# RECORD EXCERPTS start

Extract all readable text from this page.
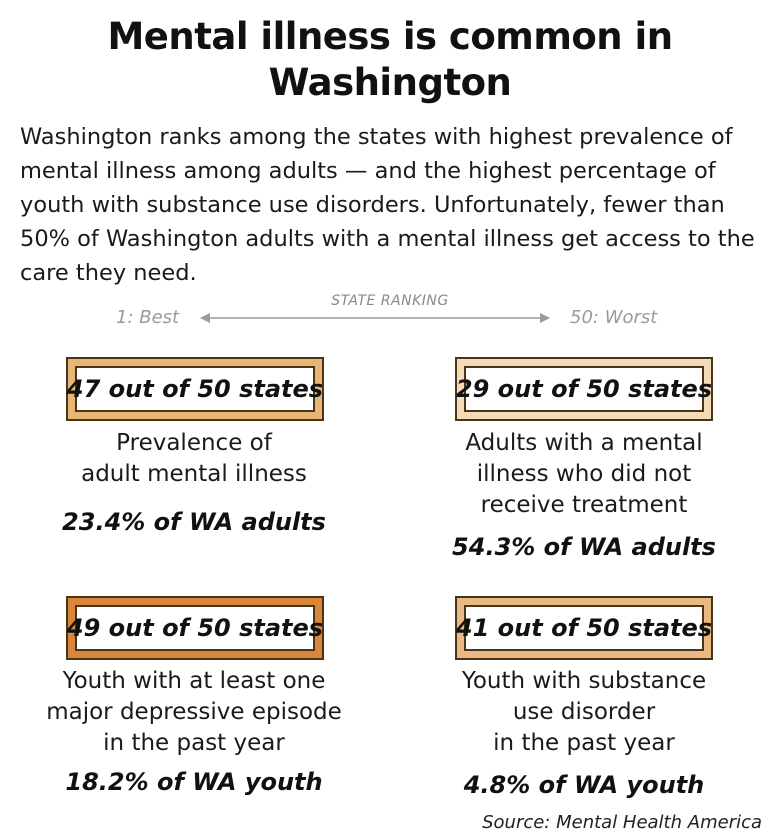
Mental illness is common in Washington
Washington ranks among the states with highest prevalence of mental illness among adults — and the highest percentage of youth with substance use disorders. Unfortunately, fewer than 50% of Washington adults with a mental illness get access to the care they need.
STATE RANKING
1: Best	50: Worst
47 out of 50 states
Prevalence of
adult mental illness
23.4% of WA adults
29 out of 50 states
Adults with a mental
illness who did not
receive treatment
54.3% of WA adults
49 out of 50 states
Youth with at least one
major depressive episode
in the past year
18.2% of WA youth
41 out of 50 states
Youth with substance
use disorder
in the past year
4.8% of WA youth
Source: Mental Health America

# RECORD EXCERPTS end

**YOUR INSTRUCTIONS**. Transcribe every record above exactly, leaving out the pictures.

**ANSWER TO THE TASK**.
Extract all readable text from this page.
Mental illness is common in Washington
Washington ranks among the states with highest prevalence of mental illness among adults — and the highest percentage of youth with substance use disorders. Unfortunately, fewer than 50% of Washington adults with a mental illness get access to the care they need.
STATE RANKING
1: Best	50: Worst
47 out of 50 states
Prevalence of
adult mental illness
23.4% of WA adults
29 out of 50 states
Adults with a mental
illness who did not
receive treatment
54.3% of WA adults
49 out of 50 states
Youth with at least one
major depressive episode
in the past year
18.2% of WA youth
41 out of 50 states
Youth with substance
use disorder
in the past year
4.8% of WA youth
Source: Mental Health America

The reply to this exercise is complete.